■ MATERIAL FOR THE TASK ■
>> begin
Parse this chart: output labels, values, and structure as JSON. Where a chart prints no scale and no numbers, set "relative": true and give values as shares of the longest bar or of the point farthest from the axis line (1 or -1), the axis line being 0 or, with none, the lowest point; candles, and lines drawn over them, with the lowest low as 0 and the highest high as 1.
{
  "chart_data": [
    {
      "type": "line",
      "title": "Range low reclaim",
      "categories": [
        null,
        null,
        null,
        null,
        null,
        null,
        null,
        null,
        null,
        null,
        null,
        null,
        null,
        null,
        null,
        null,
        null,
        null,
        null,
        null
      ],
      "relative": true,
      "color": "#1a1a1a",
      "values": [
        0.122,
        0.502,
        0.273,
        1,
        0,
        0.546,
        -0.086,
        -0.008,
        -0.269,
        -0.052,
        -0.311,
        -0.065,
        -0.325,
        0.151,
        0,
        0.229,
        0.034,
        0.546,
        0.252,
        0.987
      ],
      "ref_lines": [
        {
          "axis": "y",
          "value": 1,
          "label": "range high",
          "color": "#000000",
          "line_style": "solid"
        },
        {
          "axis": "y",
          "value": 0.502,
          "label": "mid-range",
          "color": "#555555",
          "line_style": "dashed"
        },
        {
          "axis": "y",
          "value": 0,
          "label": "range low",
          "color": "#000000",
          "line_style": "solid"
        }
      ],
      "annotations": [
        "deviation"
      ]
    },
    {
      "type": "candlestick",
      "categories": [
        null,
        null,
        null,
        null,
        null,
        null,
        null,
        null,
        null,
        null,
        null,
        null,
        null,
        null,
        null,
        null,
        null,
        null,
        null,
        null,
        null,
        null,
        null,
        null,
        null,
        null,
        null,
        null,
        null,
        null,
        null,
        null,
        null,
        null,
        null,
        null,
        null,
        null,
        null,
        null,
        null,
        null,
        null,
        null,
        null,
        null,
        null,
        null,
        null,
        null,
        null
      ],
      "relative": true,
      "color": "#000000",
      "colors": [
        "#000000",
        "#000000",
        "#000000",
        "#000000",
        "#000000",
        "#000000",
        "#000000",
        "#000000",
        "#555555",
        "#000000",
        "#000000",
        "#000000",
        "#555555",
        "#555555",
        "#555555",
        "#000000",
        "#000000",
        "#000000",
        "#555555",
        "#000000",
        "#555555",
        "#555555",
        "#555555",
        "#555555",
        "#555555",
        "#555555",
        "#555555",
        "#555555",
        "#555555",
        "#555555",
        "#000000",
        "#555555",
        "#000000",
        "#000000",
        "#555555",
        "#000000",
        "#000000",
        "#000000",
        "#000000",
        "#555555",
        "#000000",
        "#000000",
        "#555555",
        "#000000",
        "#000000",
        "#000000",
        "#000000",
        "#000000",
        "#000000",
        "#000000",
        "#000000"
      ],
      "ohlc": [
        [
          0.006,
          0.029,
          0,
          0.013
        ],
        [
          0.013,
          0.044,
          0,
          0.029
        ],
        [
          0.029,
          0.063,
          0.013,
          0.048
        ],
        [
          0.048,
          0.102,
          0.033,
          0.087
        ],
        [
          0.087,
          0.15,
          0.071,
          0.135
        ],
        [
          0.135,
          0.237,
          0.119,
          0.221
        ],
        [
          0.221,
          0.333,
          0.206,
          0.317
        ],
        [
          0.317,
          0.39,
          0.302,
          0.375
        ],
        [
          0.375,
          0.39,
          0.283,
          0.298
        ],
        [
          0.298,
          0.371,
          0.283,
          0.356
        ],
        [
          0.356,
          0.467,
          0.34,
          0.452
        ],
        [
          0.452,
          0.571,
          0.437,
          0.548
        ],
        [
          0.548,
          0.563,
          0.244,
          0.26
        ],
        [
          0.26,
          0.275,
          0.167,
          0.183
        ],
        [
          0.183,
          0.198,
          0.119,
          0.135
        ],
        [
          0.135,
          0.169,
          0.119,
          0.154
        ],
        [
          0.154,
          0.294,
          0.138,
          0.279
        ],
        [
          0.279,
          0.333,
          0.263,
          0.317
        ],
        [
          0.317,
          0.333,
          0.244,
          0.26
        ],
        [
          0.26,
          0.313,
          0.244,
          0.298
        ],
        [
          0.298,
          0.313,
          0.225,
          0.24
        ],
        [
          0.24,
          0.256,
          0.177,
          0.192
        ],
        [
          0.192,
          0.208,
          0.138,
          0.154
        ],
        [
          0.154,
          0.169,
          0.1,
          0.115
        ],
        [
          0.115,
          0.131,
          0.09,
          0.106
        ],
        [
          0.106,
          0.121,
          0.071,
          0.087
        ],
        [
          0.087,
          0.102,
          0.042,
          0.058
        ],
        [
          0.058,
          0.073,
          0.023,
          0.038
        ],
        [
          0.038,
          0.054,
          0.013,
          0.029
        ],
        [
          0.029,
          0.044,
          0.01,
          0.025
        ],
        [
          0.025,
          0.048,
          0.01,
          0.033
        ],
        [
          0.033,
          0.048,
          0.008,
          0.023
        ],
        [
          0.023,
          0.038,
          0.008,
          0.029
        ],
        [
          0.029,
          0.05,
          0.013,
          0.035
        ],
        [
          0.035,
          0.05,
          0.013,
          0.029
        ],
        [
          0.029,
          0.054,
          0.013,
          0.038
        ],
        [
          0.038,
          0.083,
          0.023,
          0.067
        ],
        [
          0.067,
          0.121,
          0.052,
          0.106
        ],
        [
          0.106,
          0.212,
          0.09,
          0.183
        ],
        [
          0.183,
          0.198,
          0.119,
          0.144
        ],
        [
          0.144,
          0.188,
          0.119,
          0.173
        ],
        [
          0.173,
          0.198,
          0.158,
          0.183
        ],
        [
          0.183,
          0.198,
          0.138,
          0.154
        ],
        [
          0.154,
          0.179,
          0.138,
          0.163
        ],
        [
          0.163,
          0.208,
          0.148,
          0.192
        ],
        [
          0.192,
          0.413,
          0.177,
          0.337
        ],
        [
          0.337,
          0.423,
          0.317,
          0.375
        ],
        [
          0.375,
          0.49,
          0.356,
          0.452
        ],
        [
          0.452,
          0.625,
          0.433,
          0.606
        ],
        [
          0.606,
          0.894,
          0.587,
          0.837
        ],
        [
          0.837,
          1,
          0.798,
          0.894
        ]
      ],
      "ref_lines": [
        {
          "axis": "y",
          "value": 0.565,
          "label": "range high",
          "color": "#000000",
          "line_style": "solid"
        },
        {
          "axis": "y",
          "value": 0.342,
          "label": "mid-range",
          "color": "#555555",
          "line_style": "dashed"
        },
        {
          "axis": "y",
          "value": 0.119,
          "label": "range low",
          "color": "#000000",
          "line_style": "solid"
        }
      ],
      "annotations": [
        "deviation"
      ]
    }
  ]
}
>> end
Copy the material above verbatim.

Parse this chart: output labels, values, and structure as JSON. Where a chart prints no scale and no numbers, set "relative": true and give values as shares of the longest bar or of the point farthest from the axis line (1 or -1), the axis line being 0 or, with none, the lowest point; candles, and lines drawn over them, with the lowest low as 0 and the highest high as 1.
{
  "chart_data": [
    {
      "type": "line",
      "title": "Range low reclaim",
      "categories": [
        null,
        null,
        null,
        null,
        null,
        null,
        null,
        null,
        null,
        null,
        null,
        null,
        null,
        null,
        null,
        null,
        null,
        null,
        null,
        null
      ],
      "relative": true,
      "color": "#1a1a1a",
      "values": [
        0.122,
        0.502,
        0.273,
        1,
        0,
        0.546,
        -0.086,
        -0.008,
        -0.269,
        -0.052,
        -0.311,
        -0.065,
        -0.325,
        0.151,
        0,
        0.229,
        0.034,
        0.546,
        0.252,
        0.987
      ],
      "ref_lines": [
        {
          "axis": "y",
          "value": 1,
          "label": "range high",
          "color": "#000000",
          "line_style": "solid"
        },
        {
          "axis": "y",
          "value": 0.502,
          "label": "mid-range",
          "color": "#555555",
          "line_style": "dashed"
        },
        {
          "axis": "y",
          "value": 0,
          "label": "range low",
          "color": "#000000",
          "line_style": "solid"
        }
      ],
      "annotations": [
        "deviation"
      ]
    },
    {
      "type": "candlestick",
      "categories": [
        null,
        null,
        null,
        null,
        null,
        null,
        null,
        null,
        null,
        null,
        null,
        null,
        null,
        null,
        null,
        null,
        null,
        null,
        null,
        null,
        null,
        null,
        null,
        null,
        null,
        null,
        null,
        null,
        null,
        null,
        null,
        null,
        null,
        null,
        null,
        null,
        null,
        null,
        null,
        null,
        null,
        null,
        null,
        null,
        null,
        null,
        null,
        null,
        null,
        null,
        null
      ],
      "relative": true,
      "color": "#000000",
      "colors": [
        "#000000",
        "#000000",
        "#000000",
        "#000000",
        "#000000",
        "#000000",
        "#000000",
        "#000000",
        "#555555",
        "#000000",
        "#000000",
        "#000000",
        "#555555",
        "#555555",
        "#555555",
        "#000000",
        "#000000",
        "#000000",
        "#555555",
        "#000000",
        "#555555",
        "#555555",
        "#555555",
        "#555555",
        "#555555",
        "#555555",
        "#555555",
        "#555555",
        "#555555",
        "#555555",
        "#000000",
        "#555555",
        "#000000",
        "#000000",
        "#555555",
        "#000000",
        "#000000",
        "#000000",
        "#000000",
        "#555555",
        "#000000",
        "#000000",
        "#555555",
        "#000000",
        "#000000",
        "#000000",
        "#000000",
        "#000000",
        "#000000",
        "#000000",
        "#000000"
      ],
      "ohlc": [
        [
          0.006,
          0.029,
          0,
          0.013
        ],
        [
          0.013,
          0.044,
          0,
          0.029
        ],
        [
          0.029,
          0.063,
          0.013,
          0.048
        ],
        [
          0.048,
          0.102,
          0.033,
          0.087
        ],
        [
          0.087,
          0.15,
          0.071,
          0.135
        ],
        [
          0.135,
          0.237,
          0.119,
          0.221
        ],
        [
          0.221,
          0.333,
          0.206,
          0.317
        ],
        [
          0.317,
          0.39,
          0.302,
          0.375
        ],
        [
          0.375,
          0.39,
          0.283,
          0.298
        ],
        [
          0.298,
          0.371,
          0.283,
          0.356
        ],
        [
          0.356,
          0.467,
          0.34,
          0.452
        ],
        [
          0.452,
          0.571,
          0.437,
          0.548
        ],
        [
          0.548,
          0.563,
          0.244,
          0.26
        ],
        [
          0.26,
          0.275,
          0.167,
          0.183
        ],
        [
          0.183,
          0.198,
          0.119,
          0.135
        ],
        [
          0.135,
          0.169,
          0.119,
          0.154
        ],
        [
          0.154,
          0.294,
          0.138,
          0.279
        ],
        [
          0.279,
          0.333,
          0.263,
          0.317
        ],
        [
          0.317,
          0.333,
          0.244,
          0.26
        ],
        [
          0.26,
          0.313,
          0.244,
          0.298
        ],
        [
          0.298,
          0.313,
          0.225,
          0.24
        ],
        [
          0.24,
          0.256,
          0.177,
          0.192
        ],
        [
          0.192,
          0.208,
          0.138,
          0.154
        ],
        [
          0.154,
          0.169,
          0.1,
          0.115
        ],
        [
          0.115,
          0.131,
          0.09,
          0.106
        ],
        [
          0.106,
          0.121,
          0.071,
          0.087
        ],
        [
          0.087,
          0.102,
          0.042,
          0.058
        ],
        [
          0.058,
          0.073,
          0.023,
          0.038
        ],
        [
          0.038,
          0.054,
          0.013,
          0.029
        ],
        [
          0.029,
          0.044,
          0.01,
          0.025
        ],
        [
          0.025,
          0.048,
          0.01,
          0.033
        ],
        [
          0.033,
          0.048,
          0.008,
          0.023
        ],
        [
          0.023,
          0.038,
          0.008,
          0.029
        ],
        [
          0.029,
          0.05,
          0.013,
          0.035
        ],
        [
          0.035,
          0.05,
          0.013,
          0.029
        ],
        [
          0.029,
          0.054,
          0.013,
          0.038
        ],
        [
          0.038,
          0.083,
          0.023,
          0.067
        ],
        [
          0.067,
          0.121,
          0.052,
          0.106
        ],
        [
          0.106,
          0.212,
          0.09,
          0.183
        ],
        [
          0.183,
          0.198,
          0.119,
          0.144
        ],
        [
          0.144,
          0.188,
          0.119,
          0.173
        ],
        [
          0.173,
          0.198,
          0.158,
          0.183
        ],
        [
          0.183,
          0.198,
          0.138,
          0.154
        ],
        [
          0.154,
          0.179,
          0.138,
          0.163
        ],
        [
          0.163,
          0.208,
          0.148,
          0.192
        ],
        [
          0.192,
          0.413,
          0.177,
          0.337
        ],
        [
          0.337,
          0.423,
          0.317,
          0.375
        ],
        [
          0.375,
          0.49,
          0.356,
          0.452
        ],
        [
          0.452,
          0.625,
          0.433,
          0.606
        ],
        [
          0.606,
          0.894,
          0.587,
          0.837
        ],
        [
          0.837,
          1,
          0.798,
          0.894
        ]
      ],
      "ref_lines": [
        {
          "axis": "y",
          "value": 0.565,
          "label": "range high",
          "color": "#000000",
          "line_style": "solid"
        },
        {
          "axis": "y",
          "value": 0.342,
          "label": "mid-range",
          "color": "#555555",
          "line_style": "dashed"
        },
        {
          "axis": "y",
          "value": 0.119,
          "label": "range low",
          "color": "#000000",
          "line_style": "solid"
        }
      ],
      "annotations": [
        "deviation"
      ]
    }
  ]
}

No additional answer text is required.